= Trecho do texto =

Com praias exuberantes, a capital de Pernambuco tem ainda arte, cultura e boas histórias para contar
Se você já está planejando uma viagem para as férias de julho ou mesmo quer viajar para fugir dos dias frios de inverno do Sul e do Sudeste brasileiro, uma dica é Recife, a vibrante capital de Pernambuco. Situado no Nordeste, o Estado possui 187 km de praias azuizinhas e esverdeadas – uma mais bonita do que a outra. Não é tudo. Transborda história, cultura, alegria e excelente gastronomia. Tudo isso em um só lugar!
Recife é cercada por rios, interligada por pontes e repleta de ilhas e mangues. É também a terra do frevo, contagiante ritmo que nasceu em Pernambuco no final do século 19 e que, em 2012, foi declarado Patrimônio Cultural Imaterial pela Unesco. Para dar uma ideia, só o Galo da Madrugada, um dos mais tradicionais blocos carnavalescos do País, leva mais de um milhão de foliões às ruas e ladeiras de Olinda durante o reinado de Momo.
Com sol praticamente o ano inteiro, a cidade é abraçada por duas praias: a de Boa Viagem e a do Pina, ostentando uma orla por onde se desfilam centenas de coqueiros emoldurados por águas ora mais azuis, ora mais esverdeadas, dependendo da estação do ano – na primavera e no verão são mais turquesa. No inverno e outono, época de chuva, ficam mais esmerada devido às folhagens que caem no mar.

Itens do conjunto de dados:
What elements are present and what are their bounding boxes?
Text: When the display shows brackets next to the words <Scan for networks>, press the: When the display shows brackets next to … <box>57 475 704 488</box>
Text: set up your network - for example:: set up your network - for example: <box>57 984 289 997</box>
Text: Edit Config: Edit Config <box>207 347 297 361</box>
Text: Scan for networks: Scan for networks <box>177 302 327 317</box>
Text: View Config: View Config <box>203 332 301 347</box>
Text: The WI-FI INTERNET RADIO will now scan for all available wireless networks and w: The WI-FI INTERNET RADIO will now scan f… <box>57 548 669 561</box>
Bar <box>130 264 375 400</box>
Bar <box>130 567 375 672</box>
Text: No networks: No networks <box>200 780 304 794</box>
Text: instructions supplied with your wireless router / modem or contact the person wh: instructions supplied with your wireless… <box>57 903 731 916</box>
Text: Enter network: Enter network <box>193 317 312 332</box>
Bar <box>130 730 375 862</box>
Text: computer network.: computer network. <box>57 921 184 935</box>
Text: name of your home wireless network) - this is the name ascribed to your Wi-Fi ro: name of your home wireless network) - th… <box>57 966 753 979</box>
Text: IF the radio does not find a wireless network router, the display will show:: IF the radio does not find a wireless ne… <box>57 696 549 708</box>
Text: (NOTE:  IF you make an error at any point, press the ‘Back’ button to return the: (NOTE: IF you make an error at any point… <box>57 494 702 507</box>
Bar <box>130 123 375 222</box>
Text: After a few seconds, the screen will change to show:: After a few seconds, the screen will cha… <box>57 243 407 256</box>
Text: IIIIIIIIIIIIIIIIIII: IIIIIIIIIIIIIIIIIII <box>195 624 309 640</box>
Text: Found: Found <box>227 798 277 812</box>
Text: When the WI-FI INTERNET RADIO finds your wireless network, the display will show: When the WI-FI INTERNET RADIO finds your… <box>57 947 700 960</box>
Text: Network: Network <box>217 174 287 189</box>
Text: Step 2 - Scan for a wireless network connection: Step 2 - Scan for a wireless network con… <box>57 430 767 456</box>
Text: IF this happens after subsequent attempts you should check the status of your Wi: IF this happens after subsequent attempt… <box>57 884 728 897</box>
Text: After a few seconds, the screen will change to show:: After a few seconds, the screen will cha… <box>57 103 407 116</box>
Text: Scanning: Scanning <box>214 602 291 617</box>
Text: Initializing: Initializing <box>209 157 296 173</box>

= Tarefas =
A. Transforme em uma lista curta o parágrafo do texto sobre Recife que começa com "Se você já está planejando", mantendo os fatos principais.
B. Retome o texto sobre Recife e siga escrevendo a partir da última frase.
A listagem é um material à parte, sem ligação com o texto sobre Recife.

= Respostas =
A.
- Recife, a capital de Pernambuco, é uma boa dica de viagem para as férias de julho ou para fugir do inverno do Sul e do Sudeste.
- Pernambuco fica no Nordeste e tem 187 km de praias de águas azuis e esverdeadas.
- O lugar reúne também história, cultura, alegria e ótima gastronomia.

B.
Urbana e badalada, a primeira tem 7 km de extensão, reunindo quiosques, bares e quadras poliesportivas, entre outras opções de lazer. As melhores áreas para banho de mar são indicadas por placas de sinalização, mas o surfe ali é proibido. Já a do Pina é uma praia com longa faixa de areia. É bastante frequentada por moradores da cidade, com quiosques e barraquinhas. Além dessas praias, as do Litoral Sul e do Norte têm cenários para todos os gostos.
Indo em direção ao Sul, em Jaboatão dos Guararapes, cidade vizinha e integrante da Região Metropolitana de Recife ficam as praias da Piedade, de Candeias e Barra de Jangada. Com águas claras e arrecifes, a primeira é de mar aberto e habitada por tubarões nas áreas mais profundas. Por isso, também ali o surfe é proibido, mas o banho de mar em área liberada não oferece perigo.
Já a de Candeias é ideal para banhos de mar, com águas rasas e calmas. Também oferece infraestrutura turística, com bares, restaurantes, hotéis e pousadas. Situada entre Candeias e a foz do Rio Jaboatão, Barra de Jangada tem águas escuras e rasas, resultado do encontro do rio com o mar. Do pontal da Barra, pode-se fazer a travessia de barco até a Ilha do Amor, praia de vegetação intocada que fica próxima à costa.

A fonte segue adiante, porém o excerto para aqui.